THE TASK ▸
Copy every entry below line for line, leaving out the pictures.

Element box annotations
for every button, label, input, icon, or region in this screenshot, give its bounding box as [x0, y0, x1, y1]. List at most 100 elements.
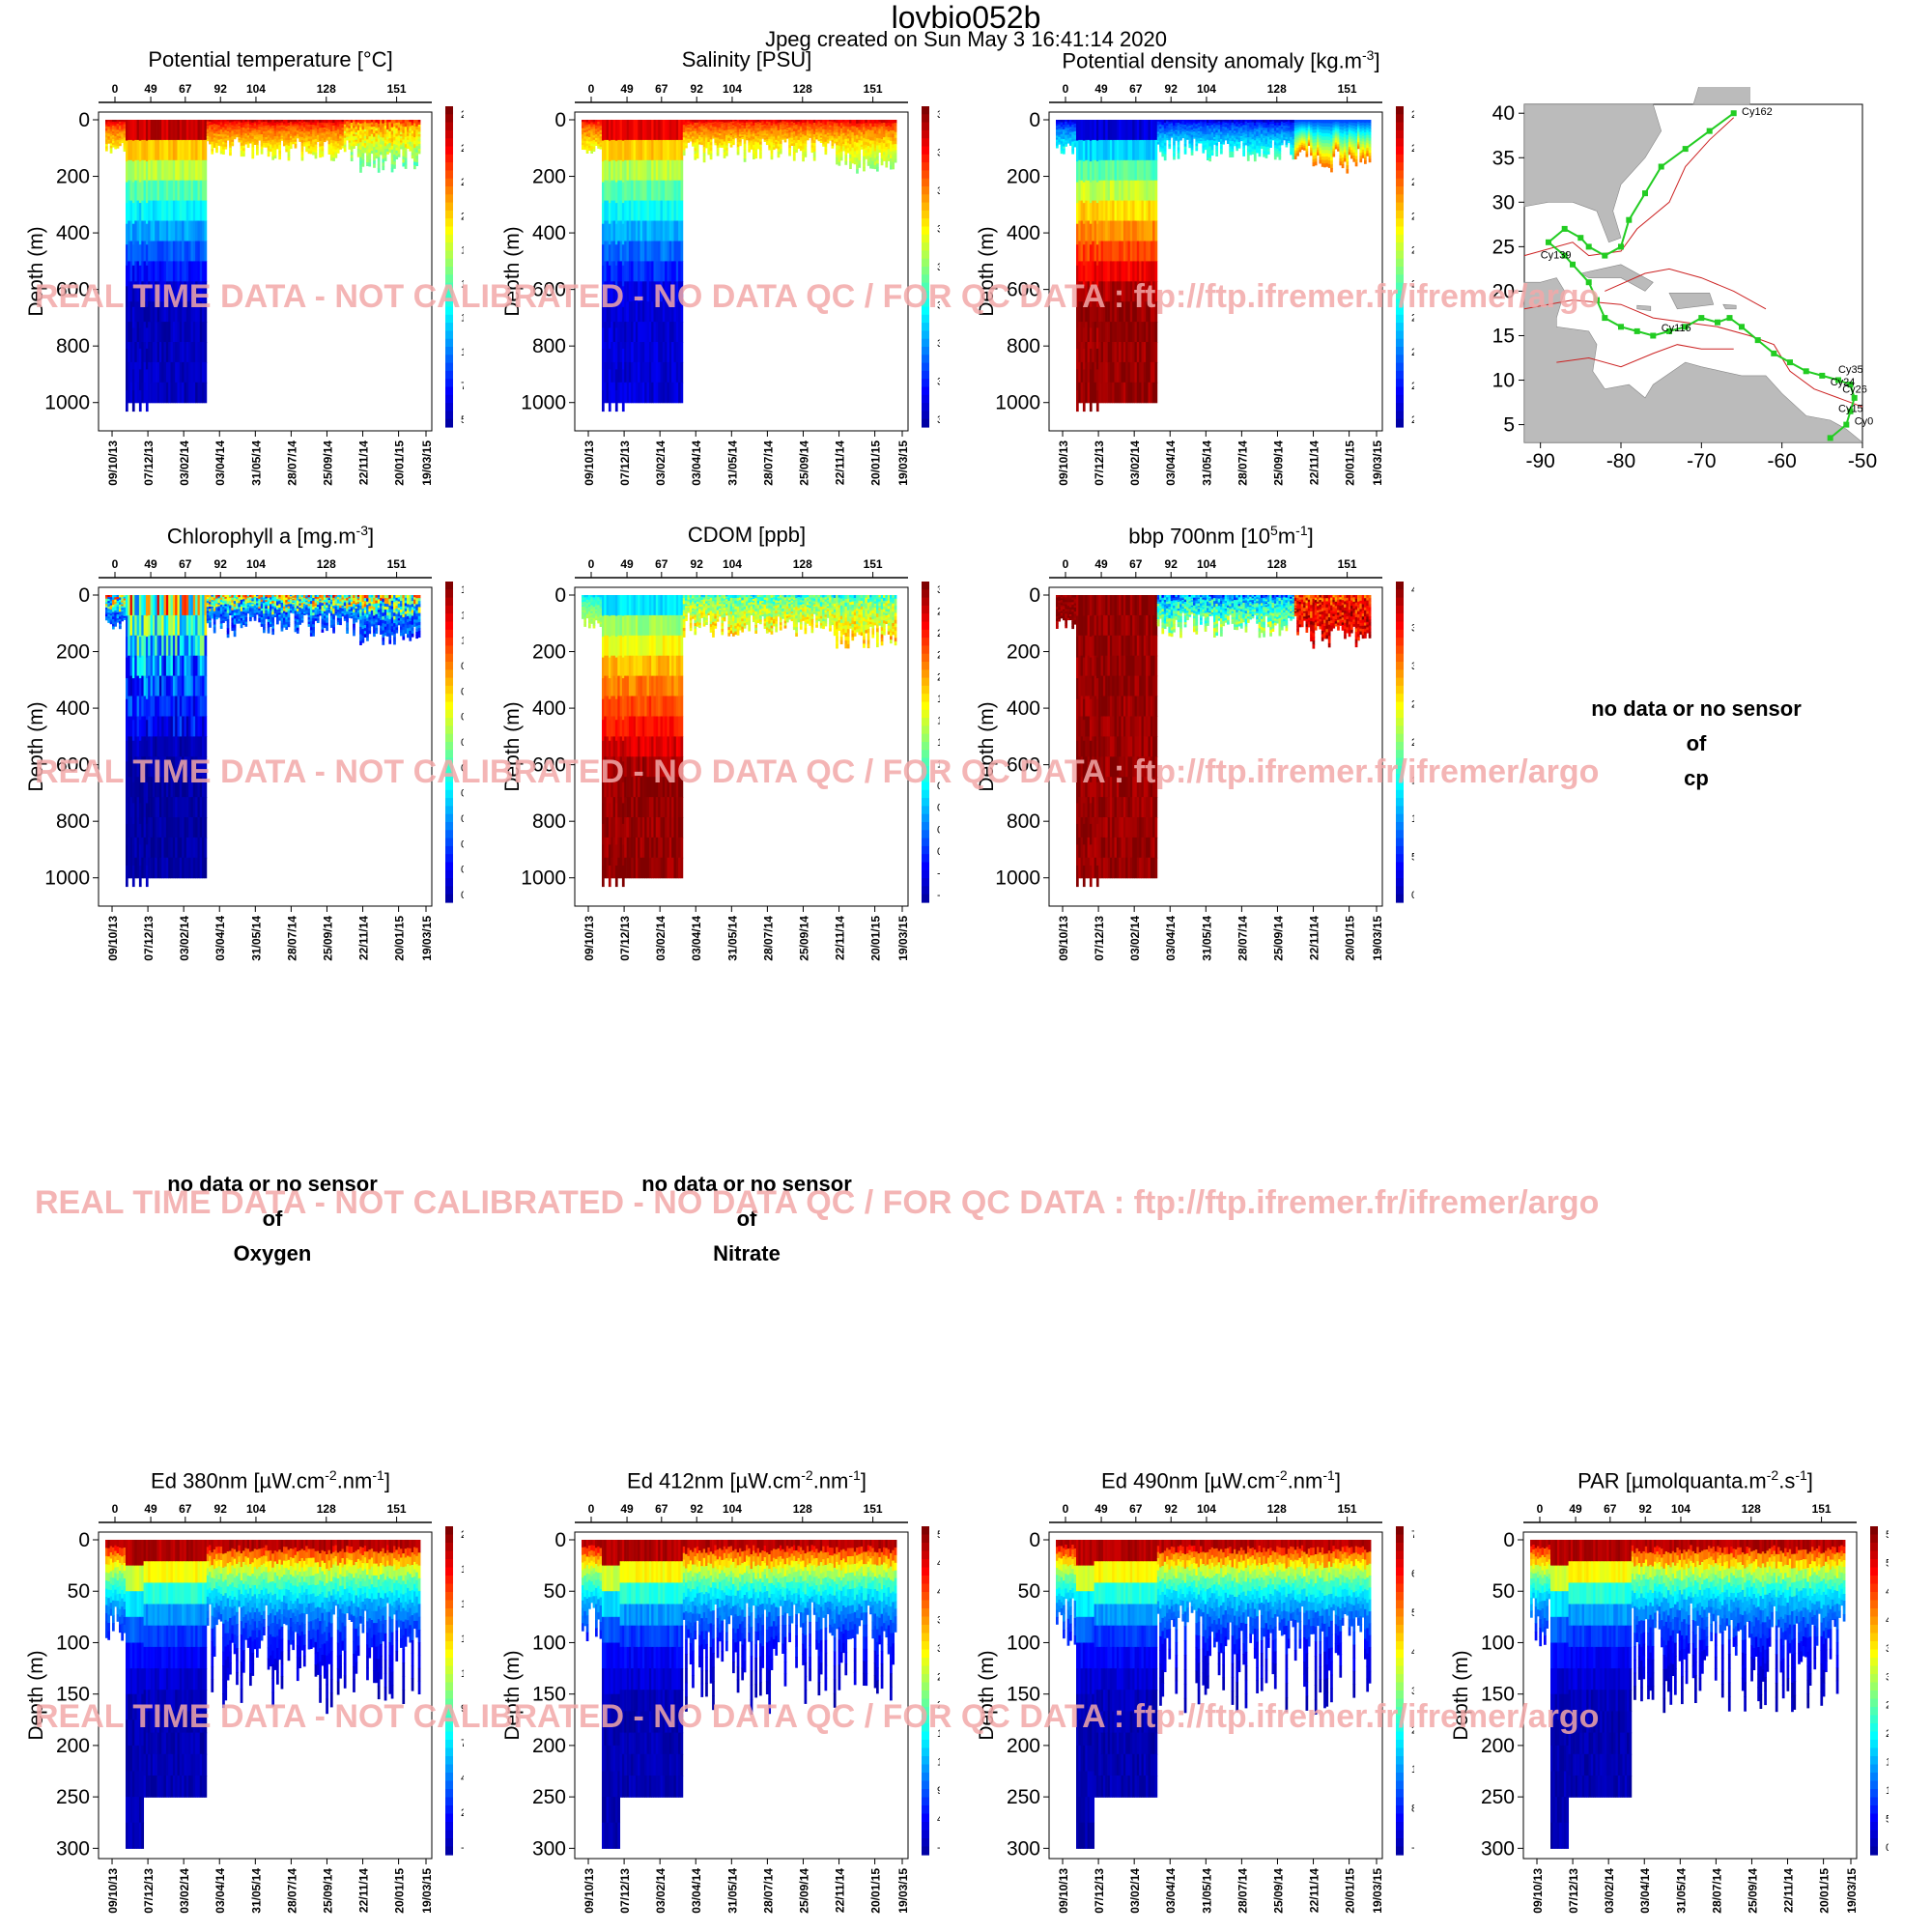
- heatmap-cell: [658, 220, 661, 242]
- heatmap-cell: [641, 241, 645, 262]
- heatmap-cell: [209, 134, 212, 138]
- heatmap-cell: [1139, 139, 1142, 161]
- heatmap-cell: [134, 261, 138, 282]
- heatmap-cell: [810, 135, 814, 139]
- heatmap-cell: [831, 128, 835, 130]
- heatmap-cell: [788, 145, 791, 149]
- heatmap-cell: [644, 361, 647, 384]
- heatmap-cell: [1152, 159, 1155, 182]
- heatmap-cell: [833, 126, 837, 129]
- heatmap-cell: [781, 125, 784, 128]
- heatmap-cell: [1173, 136, 1176, 140]
- heatmap-cell: [219, 120, 223, 124]
- heatmap-cell: [797, 142, 801, 145]
- heatmap-cell: [878, 150, 882, 153]
- heatmap-cell: [1092, 220, 1095, 242]
- heatmap-cell: [300, 154, 304, 158]
- heatmap-cell: [384, 131, 387, 135]
- heatmap-cell: [370, 128, 374, 132]
- heatmap-cell: [278, 122, 282, 127]
- heatmap-cell: [648, 342, 652, 363]
- heatmap-cell: [673, 120, 677, 141]
- heatmap-cell: [631, 139, 634, 161]
- heatmap-cell: [271, 139, 275, 144]
- heatmap-cell: [411, 144, 414, 148]
- heatmap-cell: [1150, 261, 1153, 282]
- heatmap-cell: [1156, 131, 1160, 134]
- heatmap-cell: [377, 130, 381, 136]
- heatmap-cell: [156, 241, 160, 262]
- colorbar-tick-label: 25: [461, 143, 464, 155]
- heatmap-cell: [863, 159, 866, 164]
- heatmap-cell: [842, 134, 845, 138]
- heatmap-cell: [641, 200, 645, 222]
- heatmap-cell: [150, 220, 154, 242]
- heatmap-cell: [750, 128, 753, 131]
- heatmap-cell: [136, 261, 140, 282]
- heatmap-cell: [206, 123, 210, 126]
- heatmap-cell: [741, 127, 745, 128]
- heatmap-cell: [267, 143, 270, 147]
- colorbar-swatch: [445, 370, 453, 380]
- heatmap-cell: [817, 126, 821, 128]
- heatmap-cell: [145, 140, 149, 162]
- heatmap-cell: [631, 322, 634, 343]
- heatmap-cell: [788, 137, 791, 141]
- heatmap-cell: [267, 151, 270, 155]
- heatmap-cell: [1121, 200, 1124, 222]
- heatmap-cell: [756, 138, 760, 141]
- heatmap-cell: [233, 131, 237, 134]
- heatmap-cell: [685, 143, 688, 147]
- heatmap-cell: [1073, 140, 1077, 144]
- heatmap-cell: [869, 154, 872, 158]
- heatmap-cell: [702, 156, 706, 160]
- heatmap-cell: [721, 131, 724, 134]
- heatmap-cell: [292, 121, 296, 125]
- cycle-tick-label: 49: [620, 82, 634, 96]
- heatmap-cell: [779, 125, 782, 128]
- heatmap-cell: [314, 122, 318, 127]
- heatmap-cell: [283, 121, 286, 125]
- heatmap-cell: [792, 143, 796, 147]
- heatmap-cell: [723, 147, 726, 151]
- heatmap-cell: [729, 124, 733, 127]
- heatmap-cell: [1154, 342, 1158, 363]
- heatmap-cell: [1127, 159, 1131, 182]
- heatmap-cell: [790, 139, 794, 143]
- heatmap-cell: [353, 133, 355, 137]
- heatmap-cell: [696, 128, 699, 131]
- heatmap-cell: [858, 154, 862, 158]
- heatmap-cell: [878, 122, 882, 126]
- heatmap-cell: [714, 139, 718, 142]
- heatmap-cell: [327, 144, 331, 148]
- heatmap-cell: [739, 143, 742, 147]
- heatmap-cell: [694, 154, 697, 157]
- heatmap-cell: [833, 131, 837, 134]
- heatmap-cell: [215, 122, 218, 126]
- heatmap-cell: [1154, 220, 1158, 242]
- heatmap-cell: [639, 301, 643, 323]
- heatmap-cell: [638, 159, 640, 182]
- heatmap-cell: [329, 139, 333, 144]
- heatmap-cell: [725, 120, 728, 124]
- heatmap-cell: [831, 126, 835, 128]
- heatmap-cell: [673, 220, 677, 242]
- heatmap-cell: [1092, 322, 1095, 343]
- heatmap-cell: [1134, 361, 1138, 384]
- heatmap-cell: [739, 138, 742, 141]
- heatmap-cell: [188, 301, 191, 323]
- heatmap-cell: [1092, 241, 1095, 262]
- heatmap-cell: [849, 120, 852, 125]
- heatmap-cell: [1159, 137, 1162, 141]
- heatmap-cell: [732, 135, 735, 138]
- heatmap-cell: [168, 301, 171, 323]
- heatmap-cell: [696, 136, 699, 140]
- heatmap-cell: [114, 138, 118, 141]
- heatmap-cell: [829, 131, 832, 134]
- heatmap-cell: [402, 126, 406, 130]
- heatmap-cell: [624, 200, 627, 222]
- heatmap-cell: [714, 142, 718, 146]
- heatmap-cell: [184, 241, 187, 262]
- colorbar-swatch: [445, 298, 453, 308]
- heatmap-cell: [1125, 220, 1128, 242]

RESPONSE TO THIS EXERCISE ▸
for every button, label, input, icon, or region in this screenshot, give its bounding box as [x0, y0, x1, y1]. List at most 100 elements.
- heatmap-cell: [658, 220, 661, 242]
- heatmap-cell: [641, 241, 645, 262]
- heatmap-cell: [209, 134, 212, 138]
- heatmap-cell: [1139, 139, 1142, 161]
- heatmap-cell: [134, 261, 138, 282]
- heatmap-cell: [810, 135, 814, 139]
- heatmap-cell: [831, 128, 835, 130]
- heatmap-cell: [788, 145, 791, 149]
- heatmap-cell: [644, 361, 647, 384]
- heatmap-cell: [1152, 159, 1155, 182]
- heatmap-cell: [833, 126, 837, 129]
- heatmap-cell: [781, 125, 784, 128]
- heatmap-cell: [1173, 136, 1176, 140]
- heatmap-cell: [219, 120, 223, 124]
- heatmap-cell: [797, 142, 801, 145]
- heatmap-cell: [878, 150, 882, 153]
- heatmap-cell: [1092, 220, 1095, 242]
- heatmap-cell: [300, 154, 304, 158]
- heatmap-cell: [384, 131, 387, 135]
- heatmap-cell: [370, 128, 374, 132]
- heatmap-cell: [278, 122, 282, 127]
- heatmap-cell: [648, 342, 652, 363]
- heatmap-cell: [673, 120, 677, 141]
- heatmap-cell: [631, 139, 634, 161]
- heatmap-cell: [271, 139, 275, 144]
- heatmap-cell: [411, 144, 414, 148]
- heatmap-cell: [1150, 261, 1153, 282]
- heatmap-cell: [1156, 131, 1160, 134]
- heatmap-cell: [377, 130, 381, 136]
- heatmap-cell: [156, 241, 160, 262]
- colorbar-tick-label: 25: [461, 143, 464, 155]
- heatmap-cell: [863, 159, 866, 164]
- heatmap-cell: [842, 134, 845, 138]
- heatmap-cell: [641, 200, 645, 222]
- heatmap-cell: [150, 220, 154, 242]
- heatmap-cell: [750, 128, 753, 131]
- heatmap-cell: [136, 261, 140, 282]
- heatmap-cell: [206, 123, 210, 126]
- heatmap-cell: [741, 127, 745, 128]
- heatmap-cell: [267, 143, 270, 147]
- colorbar-swatch: [445, 370, 453, 380]
- heatmap-cell: [817, 126, 821, 128]
- heatmap-cell: [145, 140, 149, 162]
- heatmap-cell: [631, 322, 634, 343]
- heatmap-cell: [788, 137, 791, 141]
- heatmap-cell: [267, 151, 270, 155]
- heatmap-cell: [1121, 200, 1124, 222]
- heatmap-cell: [756, 138, 760, 141]
- heatmap-cell: [233, 131, 237, 134]
- heatmap-cell: [685, 143, 688, 147]
- heatmap-cell: [1073, 140, 1077, 144]
- heatmap-cell: [869, 154, 872, 158]
- heatmap-cell: [702, 156, 706, 160]
- heatmap-cell: [721, 131, 724, 134]
- heatmap-cell: [292, 121, 296, 125]
- cycle-tick-label: 49: [620, 82, 634, 96]
- heatmap-cell: [779, 125, 782, 128]
- heatmap-cell: [314, 122, 318, 127]
- heatmap-cell: [283, 121, 286, 125]
- heatmap-cell: [792, 143, 796, 147]
- heatmap-cell: [723, 147, 726, 151]
- heatmap-cell: [729, 124, 733, 127]
- heatmap-cell: [1154, 342, 1158, 363]
- heatmap-cell: [1127, 159, 1131, 182]
- heatmap-cell: [790, 139, 794, 143]
- heatmap-cell: [353, 133, 355, 137]
- heatmap-cell: [696, 128, 699, 131]
- heatmap-cell: [858, 154, 862, 158]
- heatmap-cell: [878, 122, 882, 126]
- heatmap-cell: [714, 139, 718, 142]
- heatmap-cell: [327, 144, 331, 148]
- heatmap-cell: [739, 143, 742, 147]
- heatmap-cell: [694, 154, 697, 157]
- heatmap-cell: [833, 131, 837, 134]
- heatmap-cell: [215, 122, 218, 126]
- heatmap-cell: [1154, 220, 1158, 242]
- heatmap-cell: [639, 301, 643, 323]
- heatmap-cell: [638, 159, 640, 182]
- heatmap-cell: [329, 139, 333, 144]
- heatmap-cell: [725, 120, 728, 124]
- heatmap-cell: [831, 126, 835, 128]
- heatmap-cell: [673, 220, 677, 242]
- heatmap-cell: [1092, 322, 1095, 343]
- heatmap-cell: [1134, 361, 1138, 384]
- heatmap-cell: [739, 138, 742, 141]
- heatmap-cell: [188, 301, 191, 323]
- heatmap-cell: [1092, 241, 1095, 262]
- heatmap-cell: [849, 120, 852, 125]
- heatmap-cell: [1159, 137, 1162, 141]
- heatmap-cell: [732, 135, 735, 138]
- heatmap-cell: [168, 301, 171, 323]
- heatmap-cell: [696, 136, 699, 140]
- heatmap-cell: [114, 138, 118, 141]
- heatmap-cell: [829, 131, 832, 134]
- heatmap-cell: [402, 126, 406, 130]
- heatmap-cell: [624, 200, 627, 222]
- heatmap-cell: [714, 142, 718, 146]
- heatmap-cell: [184, 241, 187, 262]
- colorbar-swatch: [445, 298, 453, 308]
- heatmap-cell: [1125, 220, 1128, 242]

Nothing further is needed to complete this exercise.